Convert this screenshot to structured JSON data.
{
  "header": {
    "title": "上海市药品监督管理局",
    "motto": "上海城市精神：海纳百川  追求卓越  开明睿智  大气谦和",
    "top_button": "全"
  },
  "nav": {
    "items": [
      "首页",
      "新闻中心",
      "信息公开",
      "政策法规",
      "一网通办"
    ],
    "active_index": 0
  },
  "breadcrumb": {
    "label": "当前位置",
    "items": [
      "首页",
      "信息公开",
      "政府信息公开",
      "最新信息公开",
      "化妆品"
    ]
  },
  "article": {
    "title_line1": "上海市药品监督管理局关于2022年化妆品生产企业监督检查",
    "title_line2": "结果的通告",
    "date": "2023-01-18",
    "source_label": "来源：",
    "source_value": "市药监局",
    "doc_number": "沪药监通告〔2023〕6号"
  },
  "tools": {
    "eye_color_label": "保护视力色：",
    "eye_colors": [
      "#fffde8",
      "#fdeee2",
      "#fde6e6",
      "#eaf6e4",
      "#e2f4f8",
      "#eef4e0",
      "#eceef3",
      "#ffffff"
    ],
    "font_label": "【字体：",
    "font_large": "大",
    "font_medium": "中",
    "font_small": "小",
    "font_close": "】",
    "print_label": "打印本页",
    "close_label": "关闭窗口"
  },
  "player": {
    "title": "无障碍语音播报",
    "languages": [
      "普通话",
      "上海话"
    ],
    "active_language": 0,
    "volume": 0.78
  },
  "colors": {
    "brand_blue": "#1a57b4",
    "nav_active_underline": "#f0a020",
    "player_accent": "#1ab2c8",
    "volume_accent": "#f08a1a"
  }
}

■ AIM OF THE EXERCISE
Return the entries above exactly as they appear.

■ EXPECTED OUTPUT
Convert this screenshot to structured JSON data.
{
  "header": {
    "title": "上海市药品监督管理局",
    "motto": "上海城市精神：海纳百川  追求卓越  开明睿智  大气谦和",
    "top_button": "全"
  },
  "nav": {
    "items": [
      "首页",
      "新闻中心",
      "信息公开",
      "政策法规",
      "一网通办"
    ],
    "active_index": 0
  },
  "breadcrumb": {
    "label": "当前位置",
    "items": [
      "首页",
      "信息公开",
      "政府信息公开",
      "最新信息公开",
      "化妆品"
    ]
  },
  "article": {
    "title_line1": "上海市药品监督管理局关于2022年化妆品生产企业监督检查",
    "title_line2": "结果的通告",
    "date": "2023-01-18",
    "source_label": "来源：",
    "source_value": "市药监局",
    "doc_number": "沪药监通告〔2023〕6号"
  },
  "tools": {
    "eye_color_label": "保护视力色：",
    "eye_colors": [
      "#fffde8",
      "#fdeee2",
      "#fde6e6",
      "#eaf6e4",
      "#e2f4f8",
      "#eef4e0",
      "#eceef3",
      "#ffffff"
    ],
    "font_label": "【字体：",
    "font_large": "大",
    "font_medium": "中",
    "font_small": "小",
    "font_close": "】",
    "print_label": "打印本页",
    "close_label": "关闭窗口"
  },
  "player": {
    "title": "无障碍语音播报",
    "languages": [
      "普通话",
      "上海话"
    ],
    "active_language": 0,
    "volume": 0.78
  },
  "colors": {
    "brand_blue": "#1a57b4",
    "nav_active_underline": "#f0a020",
    "player_accent": "#1ab2c8",
    "volume_accent": "#f08a1a"
  }
}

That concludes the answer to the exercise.